> [Passage to read]:
——————
John W. Bullard Jr. is a retired U.S. Marine brigadier general who served as the commander of the 11th Marine Expeditionary Unit and Commanding General, Marine Corps Installations West - Marine Corps Base Camp Pendleton.

Marine Corps career
Bullard was commissioned in the United States Marine Corps as a second lieutenant in 1983 after graduation from Virginia Tech and Officer Candidate School. He graduated from The Basic School at Marine Corps Base Quantico and received assignment to Naval Air Station Pensacola for flight training. He was designated a Naval Aviator in 1985. His operational assignments include CH-46 training at MCAS New River followed by service with VMM-263, VMM-161 and VMM-774. He deployed with 26th MEU and 24th MEU aboard the USS Guadalcanal where he participated in Operation Earnest Will in 1987.
——————
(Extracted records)
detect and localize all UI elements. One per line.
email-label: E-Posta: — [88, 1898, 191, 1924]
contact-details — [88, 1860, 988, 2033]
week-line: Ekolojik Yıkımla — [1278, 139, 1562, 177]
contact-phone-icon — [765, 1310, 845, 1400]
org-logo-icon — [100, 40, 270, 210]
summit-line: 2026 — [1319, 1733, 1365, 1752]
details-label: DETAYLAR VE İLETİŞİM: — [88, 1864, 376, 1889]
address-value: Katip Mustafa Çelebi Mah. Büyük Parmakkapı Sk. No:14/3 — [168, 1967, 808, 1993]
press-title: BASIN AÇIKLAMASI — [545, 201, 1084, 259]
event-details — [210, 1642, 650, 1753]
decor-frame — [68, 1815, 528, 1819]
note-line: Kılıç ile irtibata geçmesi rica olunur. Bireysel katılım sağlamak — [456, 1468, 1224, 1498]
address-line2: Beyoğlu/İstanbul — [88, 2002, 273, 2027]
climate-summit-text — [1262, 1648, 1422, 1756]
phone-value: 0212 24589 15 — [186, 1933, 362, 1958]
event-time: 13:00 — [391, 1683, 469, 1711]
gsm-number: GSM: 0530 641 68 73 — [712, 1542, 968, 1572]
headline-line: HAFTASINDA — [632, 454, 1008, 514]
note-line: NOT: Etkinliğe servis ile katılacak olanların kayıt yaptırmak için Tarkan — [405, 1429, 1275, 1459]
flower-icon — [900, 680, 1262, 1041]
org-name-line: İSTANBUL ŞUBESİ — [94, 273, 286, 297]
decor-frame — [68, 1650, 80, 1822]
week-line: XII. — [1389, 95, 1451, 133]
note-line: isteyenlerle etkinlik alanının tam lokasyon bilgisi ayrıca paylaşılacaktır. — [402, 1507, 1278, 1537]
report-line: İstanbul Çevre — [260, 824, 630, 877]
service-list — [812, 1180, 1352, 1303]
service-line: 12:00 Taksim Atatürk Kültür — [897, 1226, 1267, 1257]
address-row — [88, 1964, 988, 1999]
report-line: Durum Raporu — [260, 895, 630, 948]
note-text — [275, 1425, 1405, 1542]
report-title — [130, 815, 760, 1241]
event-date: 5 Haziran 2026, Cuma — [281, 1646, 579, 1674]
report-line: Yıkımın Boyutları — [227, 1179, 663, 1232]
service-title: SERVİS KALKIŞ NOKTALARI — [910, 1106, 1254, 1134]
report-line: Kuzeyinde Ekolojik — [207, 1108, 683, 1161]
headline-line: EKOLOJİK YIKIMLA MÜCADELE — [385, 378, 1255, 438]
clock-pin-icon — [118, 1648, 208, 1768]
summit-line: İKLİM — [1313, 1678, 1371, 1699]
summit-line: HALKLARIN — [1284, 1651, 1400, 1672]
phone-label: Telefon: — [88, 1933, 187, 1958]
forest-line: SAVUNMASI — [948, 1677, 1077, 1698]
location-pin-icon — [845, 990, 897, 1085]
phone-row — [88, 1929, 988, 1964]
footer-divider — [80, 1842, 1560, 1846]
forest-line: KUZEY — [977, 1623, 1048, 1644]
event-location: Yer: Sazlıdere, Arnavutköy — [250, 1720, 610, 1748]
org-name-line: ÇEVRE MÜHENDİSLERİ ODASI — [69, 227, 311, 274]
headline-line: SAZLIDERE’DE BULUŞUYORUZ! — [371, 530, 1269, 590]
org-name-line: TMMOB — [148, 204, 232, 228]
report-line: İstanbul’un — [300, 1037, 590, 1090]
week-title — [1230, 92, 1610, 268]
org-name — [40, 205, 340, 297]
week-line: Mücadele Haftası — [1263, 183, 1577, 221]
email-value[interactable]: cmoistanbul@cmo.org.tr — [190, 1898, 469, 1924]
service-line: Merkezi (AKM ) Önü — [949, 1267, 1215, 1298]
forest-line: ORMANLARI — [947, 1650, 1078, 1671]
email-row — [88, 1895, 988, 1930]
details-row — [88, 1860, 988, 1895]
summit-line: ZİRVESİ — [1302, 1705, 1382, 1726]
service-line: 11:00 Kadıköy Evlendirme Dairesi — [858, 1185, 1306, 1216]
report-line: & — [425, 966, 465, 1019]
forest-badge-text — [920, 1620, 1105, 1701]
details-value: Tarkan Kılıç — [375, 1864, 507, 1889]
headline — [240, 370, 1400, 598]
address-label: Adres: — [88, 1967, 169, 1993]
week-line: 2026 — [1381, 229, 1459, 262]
——————
> [Directive 1]: Extract the part of the Bullard biography from "John W. Bullard" to "Will in 1987.".
> [Directive 2]: According to the Bullard biography, why was Bullard assigned to Naval Air Station Pensacola?
The data above has no connection to the Bullard biography.

> [Correct output 1]:
John W. Bullard Jr. is a retired U.S. Marine brigadier general who served as the commander of the 11th Marine Expeditionary Unit and Commanding General, Marine Corps Installations West - Marine Corps Base Camp Pendleton.

Marine Corps career
Bullard was commissioned in the United States Marine Corps as a second lieutenant in 1983 after graduation from Virginia Tech and Officer Candidate School. He graduated from The Basic School at Marine Corps Base Quantico and received assignment to Naval Air Station Pensacola for flight training. He was designated a Naval Aviator in 1985. His operational assignments include CH-46 training at MCAS New River followed by service with VMM-263, VMM-161 and VMM-774. He deployed with 26th MEU and 24th MEU aboard the USS Guadalcanal where he participated in Operation Earnest Will in 1987.

> [Correct output 2]: He was assigned to Naval Air Station Pensacola for flight training. This assignment came after he graduated from The Basic School at Marine Corps Base Quantico.